→ **Given problem**: Omit all pictures. Copy the rest of the material exactly.

Dataset records:
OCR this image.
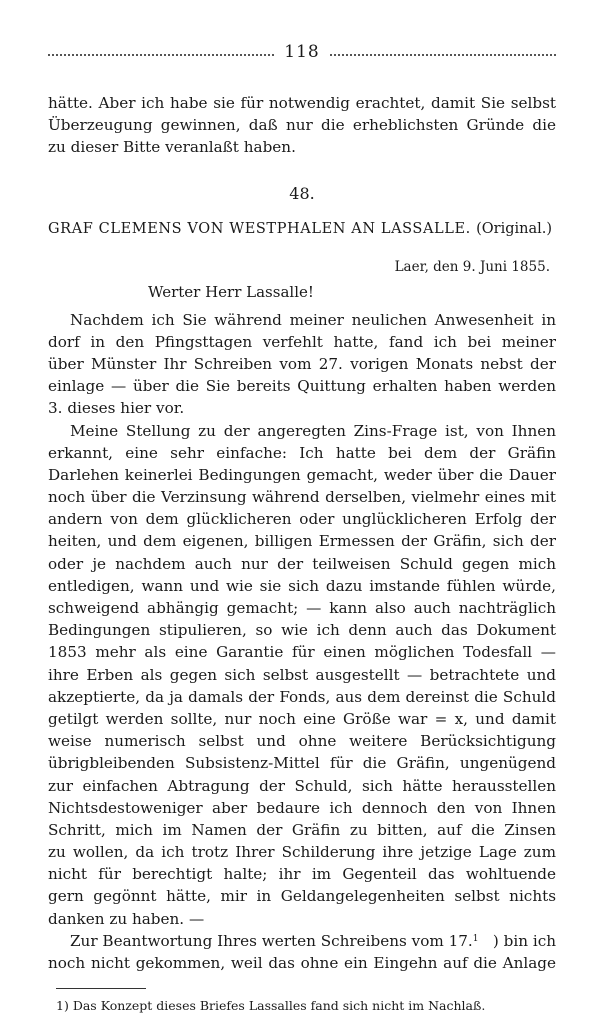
118
hätte. Aber ich habe sie für notwendig erachtet, damit Sie selbst
Überzeugung gewinnen, daß nur die erheblichsten Gründe die
zu dieser Bitte veranlaßt haben.
48.
GRAF CLEMENS VON WESTPHALEN AN LASSALLE. (Original.)
Laer, den 9. Juni 1855.
Werter Herr Lassalle!
Nachdem ich Sie während meiner neulichen Anwesenheit in
dorf in den Pfingsttagen verfehlt hatte, fand ich bei meiner
über Münster Ihr Schreiben vom 27. vorigen Monats nebst der
einlage — über die Sie bereits Quittung erhalten haben werden
3. dieses hier vor.
Meine Stellung zu der angeregten Zins-Frage ist, von Ihnen
erkannt, eine sehr einfache: Ich hatte bei dem der Gräfin
Darlehen keinerlei Bedingungen gemacht, weder über die Dauer
noch über die Verzinsung während derselben, vielmehr eines mit
andern von dem glücklicheren oder unglücklicheren Erfolg der
heiten, und dem eigenen, billigen Ermessen der Gräfin, sich der
oder je nachdem auch nur der teilweisen Schuld gegen mich
entledigen, wann und wie sie sich dazu imstande fühlen würde,
schweigend abhängig gemacht; — kann also auch nachträglich
Bedingungen stipulieren, so wie ich denn auch das Dokument
1853 mehr als eine Garantie für einen möglichen Todesfall —
ihre Erben als gegen sich selbst ausgestellt — betrachtete und
akzeptierte, da ja damals der Fonds, aus dem dereinst die Schuld
getilgt werden sollte, nur noch eine Größe war = x, und damit
weise numerisch selbst und ohne weitere Berücksichtigung
übrigbleibenden Subsistenz-Mittel für die Gräfin, ungenügend
zur einfachen Abtragung der Schuld, sich hätte herausstellen
Nichtsdestoweniger aber bedaure ich dennoch den von Ihnen
Schritt, mich im Namen der Gräfin zu bitten, auf die Zinsen
zu wollen, da ich trotz Ihrer Schilderung ihre jetzige Lage zum
nicht für berechtigt halte; ihr im Gegenteil das wohltuende
gern gegönnt hätte, mir in Geldangelegenheiten selbst nichts
danken zu haben. —
Zur Beantwortung Ihres werten Schreibens vom 17.$^1$ ) bin ich
noch nicht gekommen, weil das ohne ein Eingehn auf die Anlage
1) Das Konzept dieses Briefes Lassalles fand sich nicht im Nachlaß.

→ **The result**:
OCR this image.
118
hätte. Aber ich habe sie für notwendig erachtet, damit Sie selbst
Überzeugung gewinnen, daß nur die erheblichsten Gründe die
zu dieser Bitte veranlaßt haben.
48.
GRAF CLEMENS VON WESTPHALEN AN LASSALLE. (Original.)
Laer, den 9. Juni 1855.
Werter Herr Lassalle!
Nachdem ich Sie während meiner neulichen Anwesenheit in
dorf in den Pfingsttagen verfehlt hatte, fand ich bei meiner
über Münster Ihr Schreiben vom 27. vorigen Monats nebst der
einlage — über die Sie bereits Quittung erhalten haben werden
3. dieses hier vor.
Meine Stellung zu der angeregten Zins-Frage ist, von Ihnen
erkannt, eine sehr einfache: Ich hatte bei dem der Gräfin
Darlehen keinerlei Bedingungen gemacht, weder über die Dauer
noch über die Verzinsung während derselben, vielmehr eines mit
andern von dem glücklicheren oder unglücklicheren Erfolg der
heiten, und dem eigenen, billigen Ermessen der Gräfin, sich der
oder je nachdem auch nur der teilweisen Schuld gegen mich
entledigen, wann und wie sie sich dazu imstande fühlen würde,
schweigend abhängig gemacht; — kann also auch nachträglich
Bedingungen stipulieren, so wie ich denn auch das Dokument
1853 mehr als eine Garantie für einen möglichen Todesfall —
ihre Erben als gegen sich selbst ausgestellt — betrachtete und
akzeptierte, da ja damals der Fonds, aus dem dereinst die Schuld
getilgt werden sollte, nur noch eine Größe war = x, und damit
weise numerisch selbst und ohne weitere Berücksichtigung
übrigbleibenden Subsistenz-Mittel für die Gräfin, ungenügend
zur einfachen Abtragung der Schuld, sich hätte herausstellen
Nichtsdestoweniger aber bedaure ich dennoch den von Ihnen
Schritt, mich im Namen der Gräfin zu bitten, auf die Zinsen
zu wollen, da ich trotz Ihrer Schilderung ihre jetzige Lage zum
nicht für berechtigt halte; ihr im Gegenteil das wohltuende
gern gegönnt hätte, mir in Geldangelegenheiten selbst nichts
danken zu haben. —
Zur Beantwortung Ihres werten Schreibens vom 17.$^1$ ) bin ich
noch nicht gekommen, weil das ohne ein Eingehn auf die Anlage
1) Das Konzept dieses Briefes Lassalles fand sich nicht im Nachlaß.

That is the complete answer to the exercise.